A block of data
┌──

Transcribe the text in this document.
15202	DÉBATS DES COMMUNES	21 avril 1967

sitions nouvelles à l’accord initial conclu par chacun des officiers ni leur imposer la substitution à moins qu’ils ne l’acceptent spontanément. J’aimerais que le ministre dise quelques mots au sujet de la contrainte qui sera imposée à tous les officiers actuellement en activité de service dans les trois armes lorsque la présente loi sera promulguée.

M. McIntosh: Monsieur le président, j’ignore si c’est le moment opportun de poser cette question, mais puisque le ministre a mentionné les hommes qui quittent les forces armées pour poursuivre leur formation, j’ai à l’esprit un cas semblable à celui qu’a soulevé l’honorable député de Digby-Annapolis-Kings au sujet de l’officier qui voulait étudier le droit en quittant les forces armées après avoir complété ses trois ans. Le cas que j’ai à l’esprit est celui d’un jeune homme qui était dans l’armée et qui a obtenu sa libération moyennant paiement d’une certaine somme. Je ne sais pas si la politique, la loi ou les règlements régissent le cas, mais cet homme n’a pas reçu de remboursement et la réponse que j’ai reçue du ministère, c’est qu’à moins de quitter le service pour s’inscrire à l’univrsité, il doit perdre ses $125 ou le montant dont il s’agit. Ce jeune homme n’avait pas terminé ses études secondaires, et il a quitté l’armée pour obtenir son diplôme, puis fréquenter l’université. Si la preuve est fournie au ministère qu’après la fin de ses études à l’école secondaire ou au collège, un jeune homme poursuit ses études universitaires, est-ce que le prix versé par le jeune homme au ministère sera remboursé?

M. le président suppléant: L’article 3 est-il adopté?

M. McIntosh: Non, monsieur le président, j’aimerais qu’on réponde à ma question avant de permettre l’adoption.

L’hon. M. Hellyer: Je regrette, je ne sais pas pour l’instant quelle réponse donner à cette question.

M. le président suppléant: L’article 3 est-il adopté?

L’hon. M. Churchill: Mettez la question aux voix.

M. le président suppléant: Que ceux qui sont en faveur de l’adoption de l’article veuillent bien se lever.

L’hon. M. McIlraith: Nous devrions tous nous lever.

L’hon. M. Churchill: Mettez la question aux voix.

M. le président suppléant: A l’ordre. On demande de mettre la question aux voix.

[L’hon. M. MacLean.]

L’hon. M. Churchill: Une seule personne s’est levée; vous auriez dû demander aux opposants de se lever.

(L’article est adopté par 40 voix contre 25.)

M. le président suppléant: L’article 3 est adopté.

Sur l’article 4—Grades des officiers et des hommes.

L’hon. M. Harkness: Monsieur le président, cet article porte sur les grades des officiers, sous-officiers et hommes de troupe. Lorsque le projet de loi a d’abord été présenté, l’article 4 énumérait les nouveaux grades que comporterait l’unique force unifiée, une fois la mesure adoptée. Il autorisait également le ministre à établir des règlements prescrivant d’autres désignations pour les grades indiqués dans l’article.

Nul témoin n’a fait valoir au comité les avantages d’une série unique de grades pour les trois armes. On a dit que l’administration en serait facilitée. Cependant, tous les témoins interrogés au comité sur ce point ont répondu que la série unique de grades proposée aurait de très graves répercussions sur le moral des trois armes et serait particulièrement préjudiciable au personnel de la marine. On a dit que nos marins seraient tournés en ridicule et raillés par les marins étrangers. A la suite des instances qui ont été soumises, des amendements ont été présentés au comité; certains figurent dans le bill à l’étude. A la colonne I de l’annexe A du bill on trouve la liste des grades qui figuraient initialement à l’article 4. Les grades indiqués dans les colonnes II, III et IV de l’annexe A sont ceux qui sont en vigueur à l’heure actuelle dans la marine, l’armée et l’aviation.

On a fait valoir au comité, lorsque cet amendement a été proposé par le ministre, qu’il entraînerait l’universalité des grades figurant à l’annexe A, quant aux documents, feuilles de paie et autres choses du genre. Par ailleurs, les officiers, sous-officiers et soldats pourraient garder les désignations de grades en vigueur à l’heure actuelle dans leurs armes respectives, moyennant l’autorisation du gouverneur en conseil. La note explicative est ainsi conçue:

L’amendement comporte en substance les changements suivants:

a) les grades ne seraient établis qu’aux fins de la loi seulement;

└──

PROBLEM REQUIREMENTS -> Copy every line that includes the string "adoption" from the material above.

RESPONSE TO THE EXERCISE ->
M. McIntosh: Non, monsieur le président, j’aimerais qu’on réponde à ma question avant de permettre l’adoption.
M. le président suppléant: Que ceux qui sont en faveur de l’adoption de l’article veuillent bien se lever.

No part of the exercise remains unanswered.